• **Exercise directions**
Work out how many lines of the records contain "description". Answer with the number and nothing else.

[START]

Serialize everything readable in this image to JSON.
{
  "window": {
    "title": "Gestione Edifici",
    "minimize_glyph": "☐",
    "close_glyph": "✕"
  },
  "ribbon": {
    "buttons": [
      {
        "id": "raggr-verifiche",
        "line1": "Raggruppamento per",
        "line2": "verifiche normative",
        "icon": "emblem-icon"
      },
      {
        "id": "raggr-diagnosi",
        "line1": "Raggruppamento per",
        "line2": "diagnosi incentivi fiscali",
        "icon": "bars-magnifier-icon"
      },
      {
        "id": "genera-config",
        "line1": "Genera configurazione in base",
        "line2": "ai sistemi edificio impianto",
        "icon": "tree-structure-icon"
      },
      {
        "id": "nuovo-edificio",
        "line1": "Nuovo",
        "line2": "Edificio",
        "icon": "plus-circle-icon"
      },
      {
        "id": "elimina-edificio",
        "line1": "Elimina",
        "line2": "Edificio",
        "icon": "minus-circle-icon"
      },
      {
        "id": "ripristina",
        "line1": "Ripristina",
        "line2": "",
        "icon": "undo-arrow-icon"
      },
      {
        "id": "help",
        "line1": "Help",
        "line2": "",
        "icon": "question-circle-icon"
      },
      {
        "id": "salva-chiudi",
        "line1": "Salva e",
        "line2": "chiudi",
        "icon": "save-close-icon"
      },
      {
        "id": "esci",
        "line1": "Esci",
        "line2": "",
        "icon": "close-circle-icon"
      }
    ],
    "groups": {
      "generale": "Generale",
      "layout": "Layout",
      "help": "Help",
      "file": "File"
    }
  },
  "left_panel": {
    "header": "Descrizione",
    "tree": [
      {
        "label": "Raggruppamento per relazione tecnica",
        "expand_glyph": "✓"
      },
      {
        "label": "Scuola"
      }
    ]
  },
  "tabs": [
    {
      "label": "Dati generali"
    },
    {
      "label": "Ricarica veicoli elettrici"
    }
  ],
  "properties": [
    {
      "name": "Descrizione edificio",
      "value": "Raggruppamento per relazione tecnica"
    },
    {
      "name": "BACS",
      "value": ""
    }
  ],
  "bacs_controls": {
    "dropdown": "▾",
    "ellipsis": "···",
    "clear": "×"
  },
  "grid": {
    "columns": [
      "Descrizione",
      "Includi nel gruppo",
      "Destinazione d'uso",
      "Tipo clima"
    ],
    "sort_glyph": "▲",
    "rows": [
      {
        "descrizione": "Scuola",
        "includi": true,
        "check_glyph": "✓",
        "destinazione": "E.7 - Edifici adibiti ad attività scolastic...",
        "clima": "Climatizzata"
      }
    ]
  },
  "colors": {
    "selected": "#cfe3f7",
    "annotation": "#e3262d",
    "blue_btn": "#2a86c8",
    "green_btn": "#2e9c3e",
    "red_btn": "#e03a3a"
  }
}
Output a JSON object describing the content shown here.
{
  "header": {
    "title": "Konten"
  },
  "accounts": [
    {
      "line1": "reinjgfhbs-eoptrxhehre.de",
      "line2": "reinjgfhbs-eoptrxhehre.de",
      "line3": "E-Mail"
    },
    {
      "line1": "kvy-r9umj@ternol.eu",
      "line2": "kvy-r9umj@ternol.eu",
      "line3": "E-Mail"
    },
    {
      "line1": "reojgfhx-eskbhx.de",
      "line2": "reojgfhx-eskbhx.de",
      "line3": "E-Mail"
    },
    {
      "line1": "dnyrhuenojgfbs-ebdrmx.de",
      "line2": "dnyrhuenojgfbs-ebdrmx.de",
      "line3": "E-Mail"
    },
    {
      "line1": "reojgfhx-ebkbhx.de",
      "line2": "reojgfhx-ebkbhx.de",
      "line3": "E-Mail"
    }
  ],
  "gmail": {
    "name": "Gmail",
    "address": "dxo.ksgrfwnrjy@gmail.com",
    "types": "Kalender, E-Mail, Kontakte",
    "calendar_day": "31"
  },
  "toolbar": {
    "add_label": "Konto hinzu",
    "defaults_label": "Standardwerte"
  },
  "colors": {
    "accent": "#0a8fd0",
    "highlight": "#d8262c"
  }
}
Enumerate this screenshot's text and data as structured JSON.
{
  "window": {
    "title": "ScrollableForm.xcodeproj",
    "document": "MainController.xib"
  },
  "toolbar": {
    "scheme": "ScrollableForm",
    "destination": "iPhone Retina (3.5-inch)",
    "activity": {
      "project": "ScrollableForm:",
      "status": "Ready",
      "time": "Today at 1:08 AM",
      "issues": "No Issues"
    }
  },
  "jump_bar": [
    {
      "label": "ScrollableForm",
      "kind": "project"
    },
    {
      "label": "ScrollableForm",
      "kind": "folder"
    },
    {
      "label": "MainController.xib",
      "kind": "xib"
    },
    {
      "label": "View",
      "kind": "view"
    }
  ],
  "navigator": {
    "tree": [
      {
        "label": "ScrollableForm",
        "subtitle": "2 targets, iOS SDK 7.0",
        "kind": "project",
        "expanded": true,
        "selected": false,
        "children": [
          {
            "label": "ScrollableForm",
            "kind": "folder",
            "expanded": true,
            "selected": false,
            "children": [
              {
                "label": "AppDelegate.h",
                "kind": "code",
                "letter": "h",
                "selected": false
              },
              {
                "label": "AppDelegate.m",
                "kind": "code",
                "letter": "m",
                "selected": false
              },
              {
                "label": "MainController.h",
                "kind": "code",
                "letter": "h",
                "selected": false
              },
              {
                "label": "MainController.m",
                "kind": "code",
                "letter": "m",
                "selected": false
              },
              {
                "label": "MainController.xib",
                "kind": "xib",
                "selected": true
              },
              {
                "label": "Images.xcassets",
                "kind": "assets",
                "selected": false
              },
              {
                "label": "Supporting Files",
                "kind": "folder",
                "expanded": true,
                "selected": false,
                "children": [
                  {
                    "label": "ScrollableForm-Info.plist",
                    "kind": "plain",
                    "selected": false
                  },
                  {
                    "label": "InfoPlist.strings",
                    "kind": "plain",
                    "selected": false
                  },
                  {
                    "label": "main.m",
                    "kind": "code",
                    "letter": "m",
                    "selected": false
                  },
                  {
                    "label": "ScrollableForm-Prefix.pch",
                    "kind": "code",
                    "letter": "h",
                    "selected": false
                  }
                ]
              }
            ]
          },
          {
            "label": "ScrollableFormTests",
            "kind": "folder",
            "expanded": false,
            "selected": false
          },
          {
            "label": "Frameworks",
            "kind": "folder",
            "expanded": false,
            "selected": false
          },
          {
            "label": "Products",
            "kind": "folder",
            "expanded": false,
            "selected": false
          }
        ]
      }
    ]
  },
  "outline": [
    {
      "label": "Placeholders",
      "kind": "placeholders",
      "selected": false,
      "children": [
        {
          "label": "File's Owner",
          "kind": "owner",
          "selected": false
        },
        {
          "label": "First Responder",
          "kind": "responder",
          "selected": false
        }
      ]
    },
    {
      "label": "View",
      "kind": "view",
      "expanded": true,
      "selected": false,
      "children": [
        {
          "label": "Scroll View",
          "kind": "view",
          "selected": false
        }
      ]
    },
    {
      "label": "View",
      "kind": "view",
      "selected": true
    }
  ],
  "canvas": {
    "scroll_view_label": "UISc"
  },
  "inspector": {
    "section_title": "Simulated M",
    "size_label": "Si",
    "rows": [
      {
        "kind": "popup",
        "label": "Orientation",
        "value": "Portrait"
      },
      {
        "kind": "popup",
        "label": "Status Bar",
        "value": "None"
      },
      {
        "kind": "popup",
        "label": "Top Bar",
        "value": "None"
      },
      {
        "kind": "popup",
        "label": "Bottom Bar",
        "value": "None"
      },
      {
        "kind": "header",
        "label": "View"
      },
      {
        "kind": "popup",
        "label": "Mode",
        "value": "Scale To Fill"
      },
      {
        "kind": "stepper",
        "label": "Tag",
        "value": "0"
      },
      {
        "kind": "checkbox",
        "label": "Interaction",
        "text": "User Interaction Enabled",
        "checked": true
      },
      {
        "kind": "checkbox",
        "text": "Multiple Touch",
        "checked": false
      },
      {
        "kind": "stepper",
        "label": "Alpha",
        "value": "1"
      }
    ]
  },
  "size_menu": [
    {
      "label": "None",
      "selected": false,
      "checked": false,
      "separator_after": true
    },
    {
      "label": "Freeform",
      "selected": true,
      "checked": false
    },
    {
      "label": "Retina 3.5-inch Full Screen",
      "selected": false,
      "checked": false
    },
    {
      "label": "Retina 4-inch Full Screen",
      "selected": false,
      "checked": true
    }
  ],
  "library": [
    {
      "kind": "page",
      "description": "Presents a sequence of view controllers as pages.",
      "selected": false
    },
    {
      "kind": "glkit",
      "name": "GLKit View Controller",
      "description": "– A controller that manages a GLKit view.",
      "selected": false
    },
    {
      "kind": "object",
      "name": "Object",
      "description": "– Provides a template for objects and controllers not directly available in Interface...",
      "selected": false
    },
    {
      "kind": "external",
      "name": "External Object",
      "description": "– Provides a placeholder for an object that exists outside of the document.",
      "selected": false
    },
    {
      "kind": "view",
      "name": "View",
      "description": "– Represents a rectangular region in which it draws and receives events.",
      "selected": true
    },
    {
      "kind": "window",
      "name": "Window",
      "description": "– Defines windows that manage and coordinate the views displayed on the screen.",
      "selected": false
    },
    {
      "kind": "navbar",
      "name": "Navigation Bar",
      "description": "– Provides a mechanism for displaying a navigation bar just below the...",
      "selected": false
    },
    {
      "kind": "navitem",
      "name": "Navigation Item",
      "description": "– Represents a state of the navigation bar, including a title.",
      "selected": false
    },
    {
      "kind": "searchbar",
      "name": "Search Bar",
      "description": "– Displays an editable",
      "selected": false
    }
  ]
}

[END]

• **Exercise answer**
9